• INPUT FOR THIS TASK:
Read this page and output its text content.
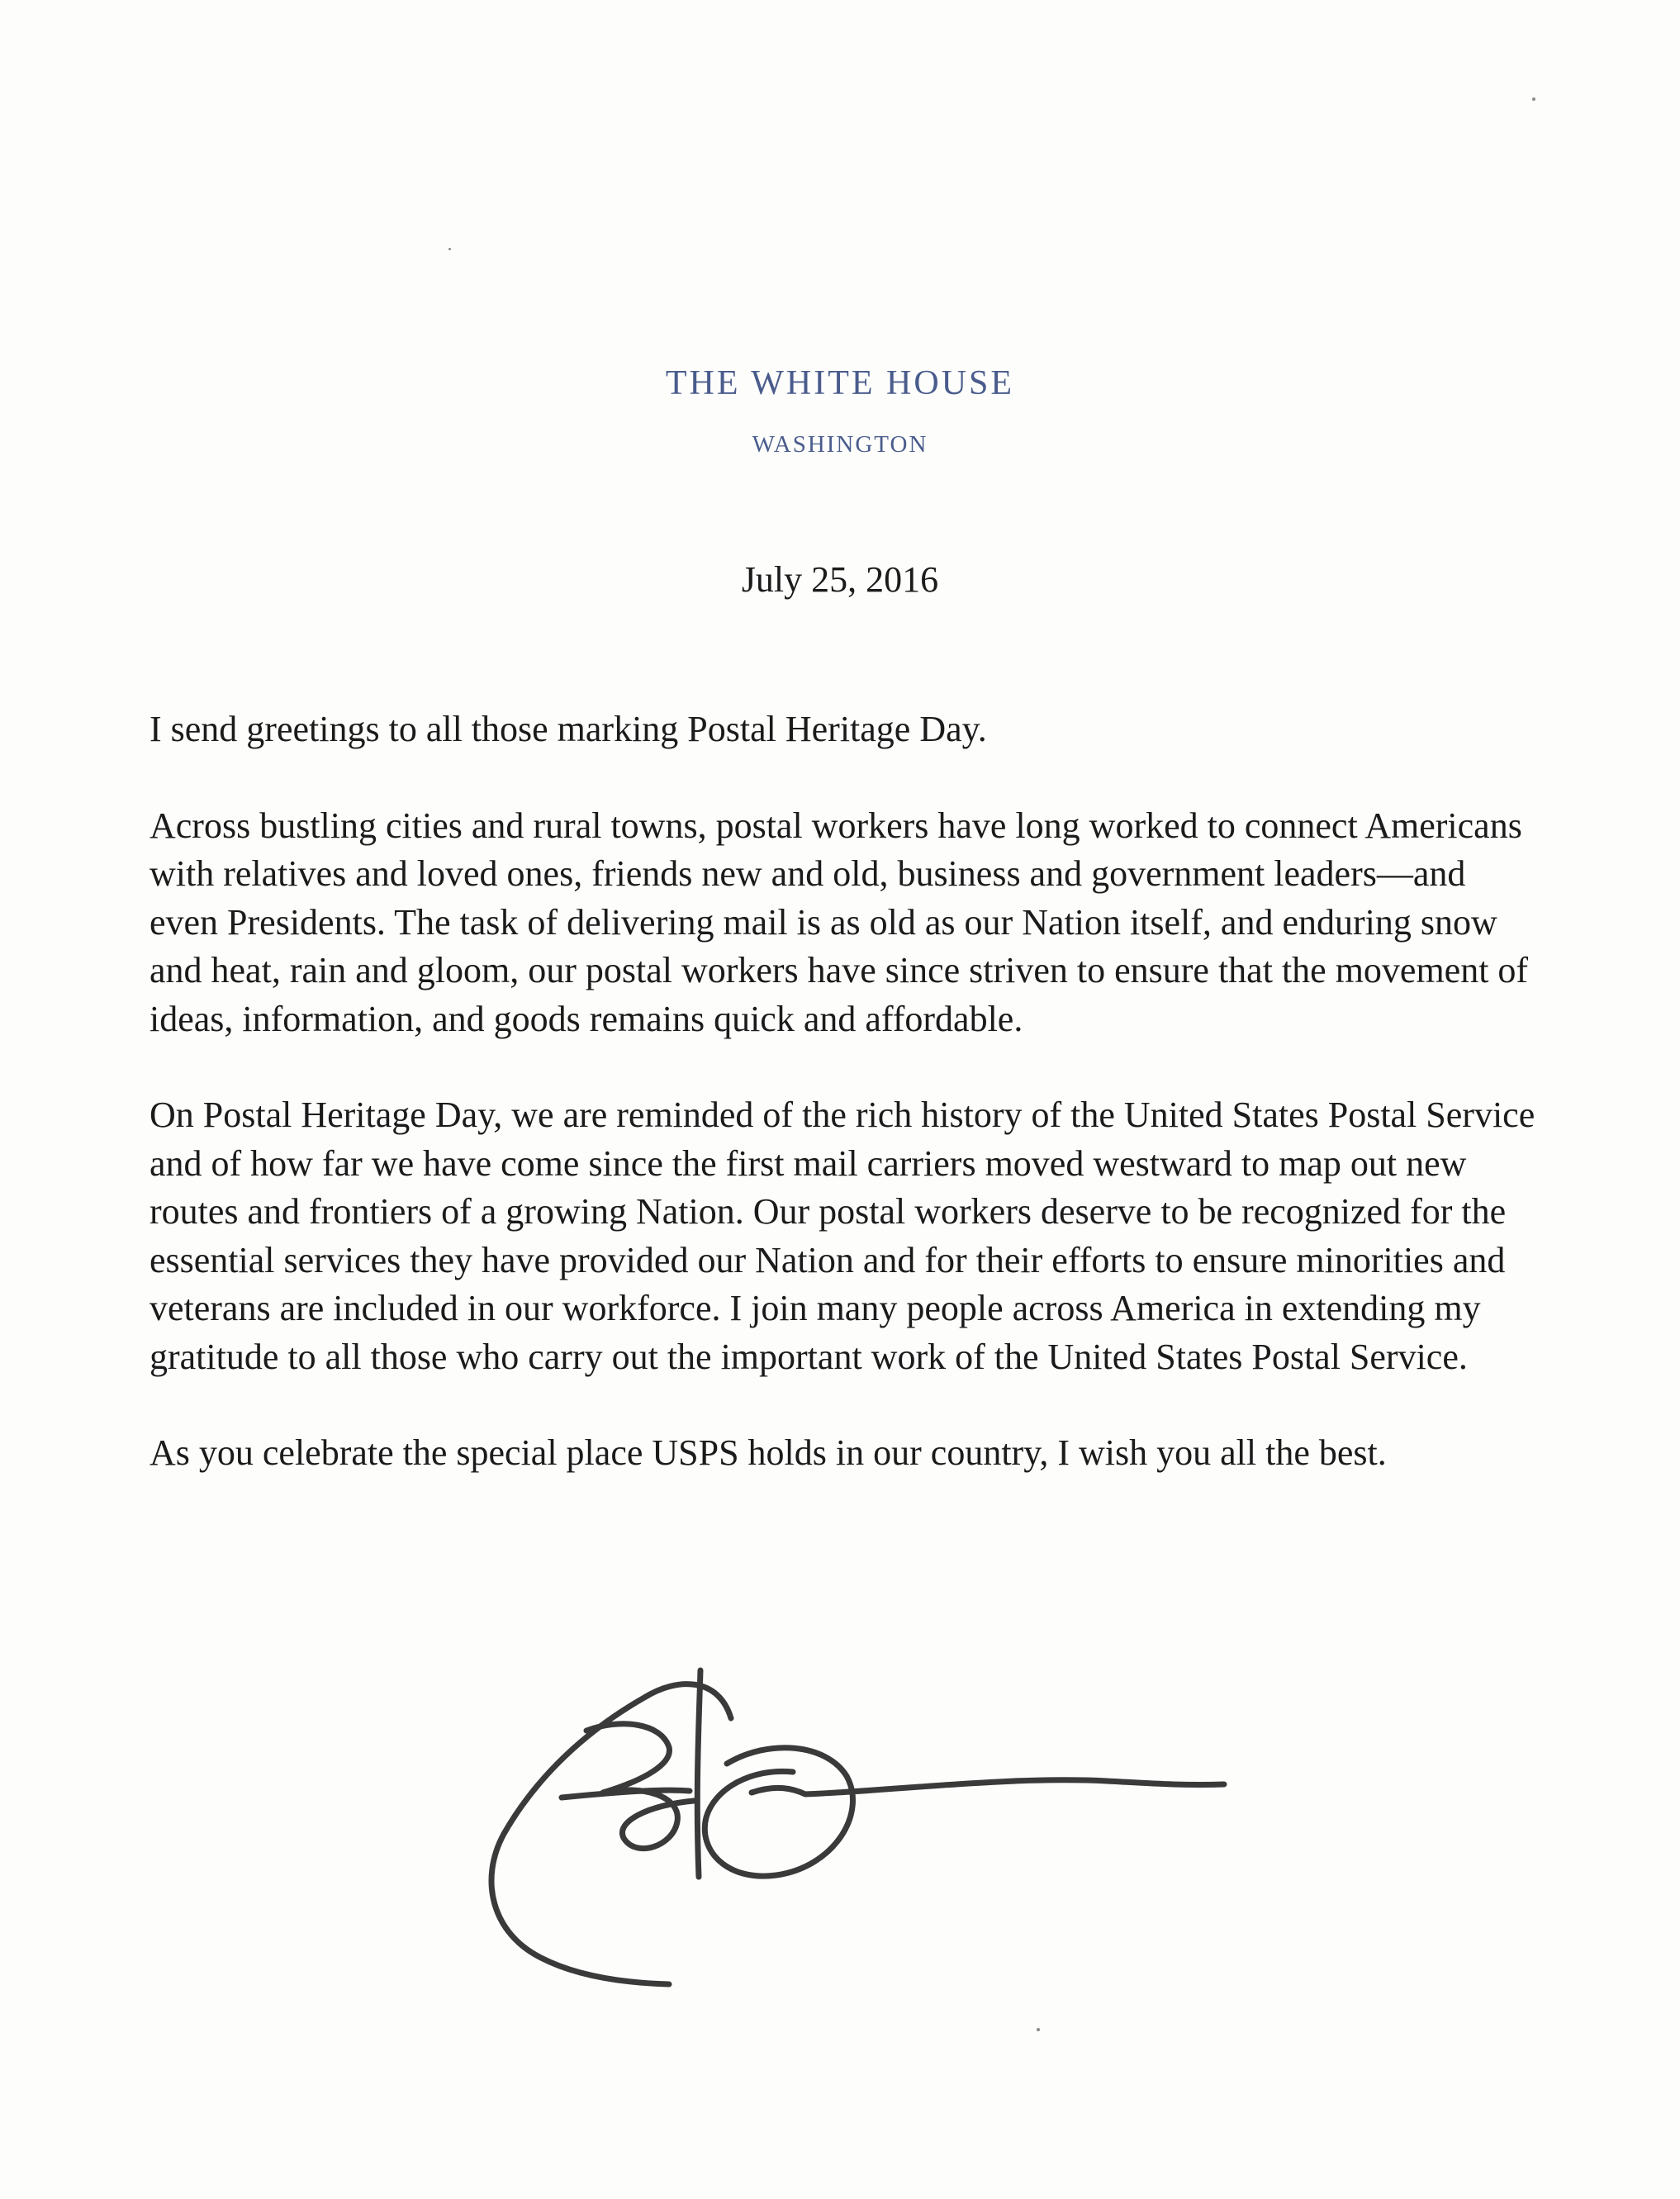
THE WHITE HOUSE
WASHINGTON
July 25, 2016

I send greetings to all those marking Postal Heritage Day.

Across bustling cities and rural towns, postal workers have long worked to connect Americans with relatives and loved ones, friends new and old, business and government leaders—and even Presidents. The task of delivering mail is as old as our Nation itself, and enduring snow and heat, rain and gloom, our postal workers have since striven to ensure that the movement of ideas, information, and goods remains quick and affordable.

On Postal Heritage Day, we are reminded of the rich history of the United States Postal Service and of how far we have come since the first mail carriers moved westward to map out new routes and frontiers of a growing Nation. Our postal workers deserve to be recognized for the essential services they have provided our Nation and for their efforts to ensure minorities and veterans are included in our workforce. I join many people across America in extending my gratitude to all those who carry out the important work of the United States Postal Service.

As you celebrate the special place USPS holds in our country, I wish you all the best.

• AIM OF THE TASK:
Using the data above, print every line exactly, omitting pictures.

• WRITTEN ANSWER:
Read this page and output its text content.
THE WHITE HOUSE
WASHINGTON
July 25, 2016

I send greetings to all those marking Postal Heritage Day.

Across bustling cities and rural towns, postal workers have long worked to connect Americans with relatives and loved ones, friends new and old, business and government leaders—and even Presidents. The task of delivering mail is as old as our Nation itself, and enduring snow and heat, rain and gloom, our postal workers have since striven to ensure that the movement of ideas, information, and goods remains quick and affordable.

On Postal Heritage Day, we are reminded of the rich history of the United States Postal Service and of how far we have come since the first mail carriers moved westward to map out new routes and frontiers of a growing Nation. Our postal workers deserve to be recognized for the essential services they have provided our Nation and for their efforts to ensure minorities and veterans are included in our workforce. I join many people across America in extending my gratitude to all those who carry out the important work of the United States Postal Service.

As you celebrate the special place USPS holds in our country, I wish you all the best.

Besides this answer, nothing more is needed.